Instruction: Keep the pictures out of the copy and print all the entries below exactly.

——————

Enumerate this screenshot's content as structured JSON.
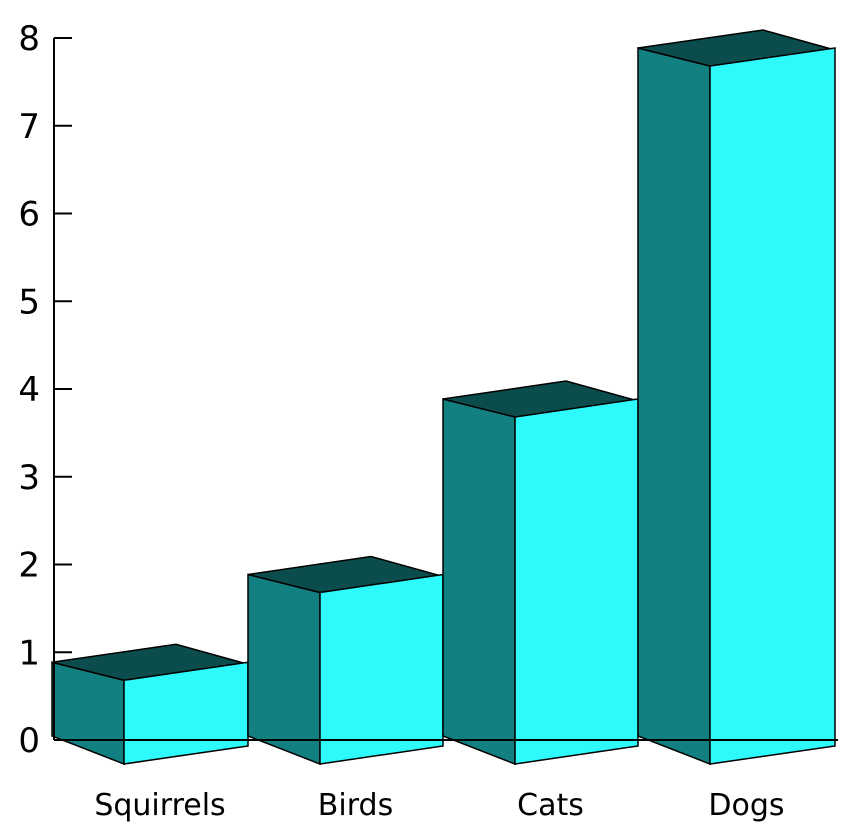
{
  "chart_data": {
    "type": "bar",
    "title": "",
    "xlabel": "",
    "ylabel": "",
    "categories": [
      "Squirrels",
      "Birds",
      "Cats",
      "Dogs"
    ],
    "values": [
      1,
      2,
      4,
      8
    ],
    "ylim": [
      0,
      8
    ],
    "yticks": [
      "0",
      "1",
      "2",
      "3",
      "4",
      "5",
      "6",
      "7",
      "8"
    ],
    "grid": false,
    "legend": "none",
    "style": "3d-box",
    "colors": {
      "front": "#2ef9fb",
      "side": "#128080",
      "top": "#0b4c4c",
      "axis": "#000000",
      "outline": "#000000"
    }
  }
}
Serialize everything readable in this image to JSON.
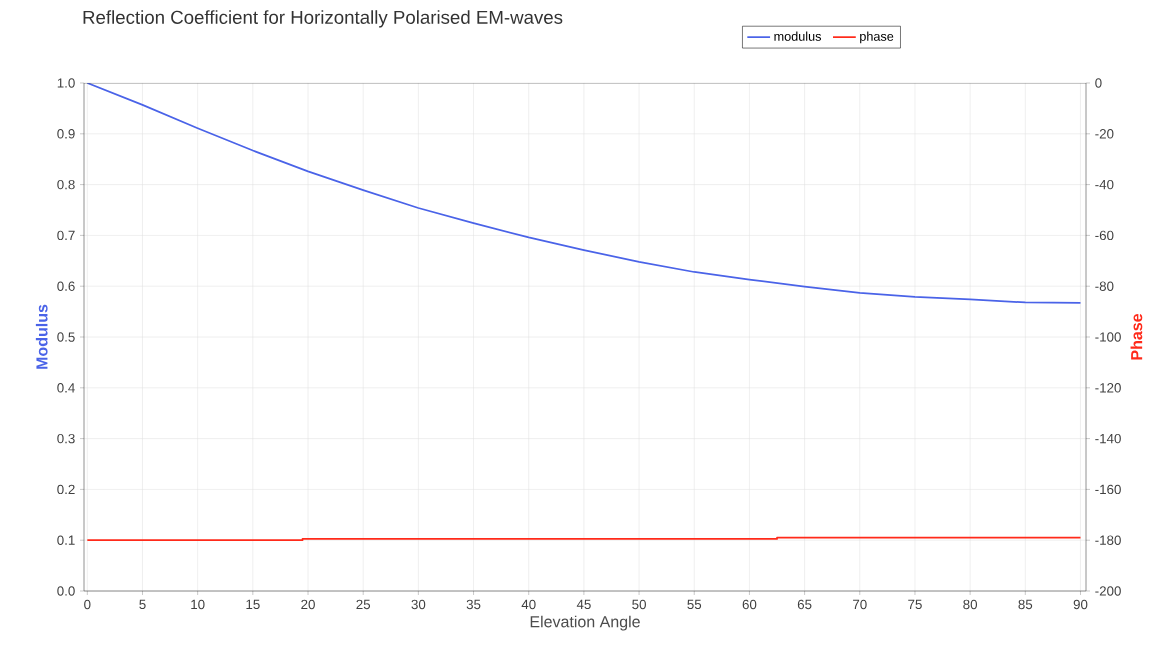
{
  "chart_data": {
    "type": "line",
    "title": "Reflection Coefficient for Horizontally Polarised EM-waves",
    "xlabel": "Elevation Angle",
    "ylabel": "Modulus",
    "y2label": "Phase",
    "xlim": [
      -0.3,
      90.5
    ],
    "xticks": [
      0,
      5,
      10,
      15,
      20,
      25,
      30,
      35,
      40,
      45,
      50,
      55,
      60,
      65,
      70,
      75,
      80,
      85,
      90
    ],
    "ylim": [
      0,
      1
    ],
    "yticks": [
      {
        "value": 0,
        "label": "0.0"
      },
      0.1,
      0.2,
      0.3,
      0.4,
      0.5,
      0.6,
      0.7,
      0.8,
      0.9,
      {
        "value": 1,
        "label": "1.0"
      }
    ],
    "y2lim": [
      -200,
      0
    ],
    "y2ticks": [
      -200,
      -180,
      -160,
      -140,
      -120,
      -100,
      -80,
      -60,
      -40,
      -20,
      0
    ],
    "grid": true,
    "legend": "top",
    "series": [
      {
        "name": "modulus",
        "color": "#4a63e8",
        "x": [
          0,
          5,
          10,
          15,
          20,
          25,
          30,
          35,
          40,
          45,
          50,
          55,
          60,
          65,
          70,
          75,
          80,
          85,
          90
        ],
        "values": [
          1.0,
          0.957,
          0.911,
          0.867,
          0.826,
          0.789,
          0.754,
          0.724,
          0.696,
          0.671,
          0.648,
          0.628,
          0.613,
          0.599,
          0.587,
          0.579,
          0.574,
          0.568,
          0.567
        ]
      },
      {
        "name": "phase",
        "color": "#ff2a1a",
        "type": "step",
        "axis": "y2",
        "x": [
          0,
          19.5,
          62.5,
          90
        ],
        "values": [
          -180,
          -179.5,
          -179,
          -179
        ]
      }
    ]
  }
}
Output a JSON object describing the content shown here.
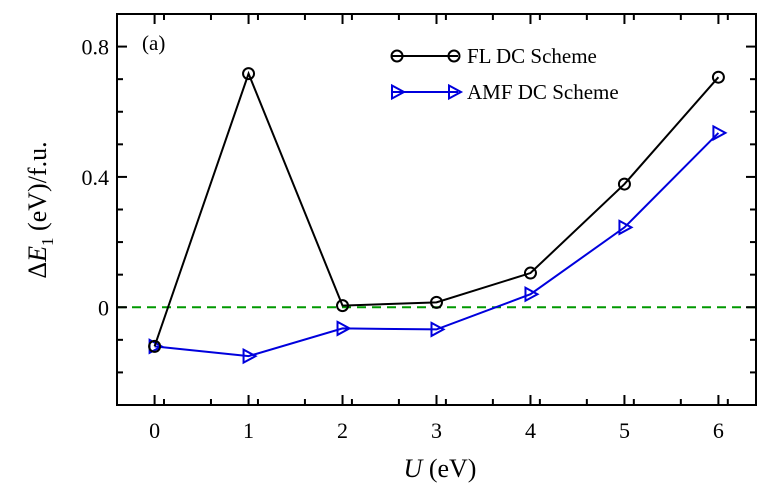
{
  "chart_data": {
    "type": "line",
    "panel_label": "(a)",
    "xlabel": {
      "symbol": "U",
      "unit": " (eV)"
    },
    "ylabel": {
      "prefix": "Δ",
      "symbol": "E",
      "subscript": "1",
      "unit": " (eV)/f.u."
    },
    "x": [
      0,
      1,
      2,
      3,
      4,
      5,
      6
    ],
    "xlim": [
      -0.4,
      6.4
    ],
    "ylim": [
      -0.3,
      0.9
    ],
    "xticks": [
      0,
      1,
      2,
      3,
      4,
      5,
      6
    ],
    "xtick_labels": [
      "0",
      "1",
      "2",
      "3",
      "4",
      "5",
      "6"
    ],
    "yticks": [
      0,
      0.4,
      0.8
    ],
    "ytick_labels": [
      "0",
      "0.4",
      "0.8"
    ],
    "reference_line": {
      "y": 0,
      "style": "dashed",
      "color": "#009900"
    },
    "legend_position": "top-right",
    "grid": false,
    "series": [
      {
        "name": "FL DC Scheme",
        "color": "#000000",
        "marker": "circle",
        "values": [
          -0.12,
          0.717,
          0.005,
          0.015,
          0.105,
          0.378,
          0.706
        ]
      },
      {
        "name": "AMF DC Scheme",
        "color": "#0000dd",
        "marker": "triangle-right",
        "values": [
          -0.12,
          -0.15,
          -0.065,
          -0.068,
          0.04,
          0.245,
          0.535
        ]
      }
    ]
  }
}
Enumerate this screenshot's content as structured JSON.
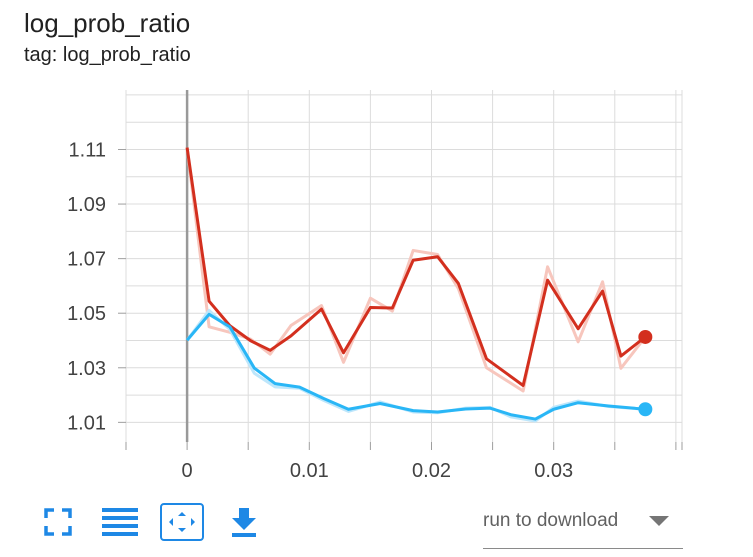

——————

Worked answer:
Enumerate this screenshot's content as structured JSON.
{
  "chart_data": {
    "type": "bar",
    "title": "",
    "xlabel": "",
    "ylabel": "",
    "categories": [
      "Squirrels",
      "Birds",
      "Cats",
      "Dogs"
    ],
    "values": [
      1,
      2,
      4,
      8
    ],
    "ylim": [
      0,
      8
    ],
    "yticks": [
      "0",
      "1",
      "2",
      "3",
      "4",
      "5",
      "6",
      "7",
      "8"
    ],
    "grid": false,
    "legend": "none",
    "style": "3d-box",
    "colors": {
      "front": "#2ef9fb",
      "side": "#128080",
      "top": "#0b4c4c",
      "axis": "#000000",
      "outline": "#000000"
    }
  }
}
Serialize everything readable in this image to JSON.
{
  "chart_data": {
    "type": "line",
    "title": "Reflection Coefficient for Horizontally Polarised EM-waves",
    "xlabel": "Elevation Angle",
    "ylabel": "Modulus",
    "y2label": "Phase",
    "xlim": [
      -0.3,
      90.5
    ],
    "xticks": [
      0,
      5,
      10,
      15,
      20,
      25,
      30,
      35,
      40,
      45,
      50,
      55,
      60,
      65,
      70,
      75,
      80,
      85,
      90
    ],
    "ylim": [
      0,
      1
    ],
    "yticks": [
      {
        "value": 0,
        "label": "0.0"
      },
      0.1,
      0.2,
      0.3,
      0.4,
      0.5,
      0.6,
      0.7,
      0.8,
      0.9,
      {
        "value": 1,
        "label": "1.0"
      }
    ],
    "y2lim": [
      -200,
      0
    ],
    "y2ticks": [
      -200,
      -180,
      -160,
      -140,
      -120,
      -100,
      -80,
      -60,
      -40,
      -20,
      0
    ],
    "grid": true,
    "legend": "top",
    "series": [
      {
        "name": "modulus",
        "color": "#4a63e8",
        "x": [
          0,
          5,
          10,
          15,
          20,
          25,
          30,
          35,
          40,
          45,
          50,
          55,
          60,
          65,
          70,
          75,
          80,
          85,
          90
        ],
        "values": [
          1.0,
          0.957,
          0.911,
          0.867,
          0.826,
          0.789,
          0.754,
          0.724,
          0.696,
          0.671,
          0.648,
          0.628,
          0.613,
          0.599,
          0.587,
          0.579,
          0.574,
          0.568,
          0.567
        ]
      },
      {
        "name": "phase",
        "color": "#ff2a1a",
        "type": "step",
        "axis": "y2",
        "x": [
          0,
          19.5,
          62.5,
          90
        ],
        "values": [
          -180,
          -179.5,
          -179,
          -179
        ]
      }
    ]
  }
}
Output a JSON object describing the content shown here.
{
  "chart_data": {
    "type": "line",
    "panel_label": "(a)",
    "xlabel": {
      "symbol": "U",
      "unit": " (eV)"
    },
    "ylabel": {
      "prefix": "Δ",
      "symbol": "E",
      "subscript": "1",
      "unit": " (eV)/f.u."
    },
    "x": [
      0,
      1,
      2,
      3,
      4,
      5,
      6
    ],
    "xlim": [
      -0.4,
      6.4
    ],
    "ylim": [
      -0.3,
      0.9
    ],
    "xticks": [
      0,
      1,
      2,
      3,
      4,
      5,
      6
    ],
    "xtick_labels": [
      "0",
      "1",
      "2",
      "3",
      "4",
      "5",
      "6"
    ],
    "yticks": [
      0,
      0.4,
      0.8
    ],
    "ytick_labels": [
      "0",
      "0.4",
      "0.8"
    ],
    "reference_line": {
      "y": 0,
      "style": "dashed",
      "color": "#009900"
    },
    "legend_position": "top-right",
    "grid": false,
    "series": [
      {
        "name": "FL DC Scheme",
        "color": "#000000",
        "marker": "circle",
        "values": [
          -0.12,
          0.717,
          0.005,
          0.015,
          0.105,
          0.378,
          0.706
        ]
      },
      {
        "name": "AMF DC Scheme",
        "color": "#0000dd",
        "marker": "triangle-right",
        "values": [
          -0.12,
          -0.15,
          -0.065,
          -0.068,
          0.04,
          0.245,
          0.535
        ]
      }
    ]
  }
}
Enumerate this screenshot's content as structured JSON.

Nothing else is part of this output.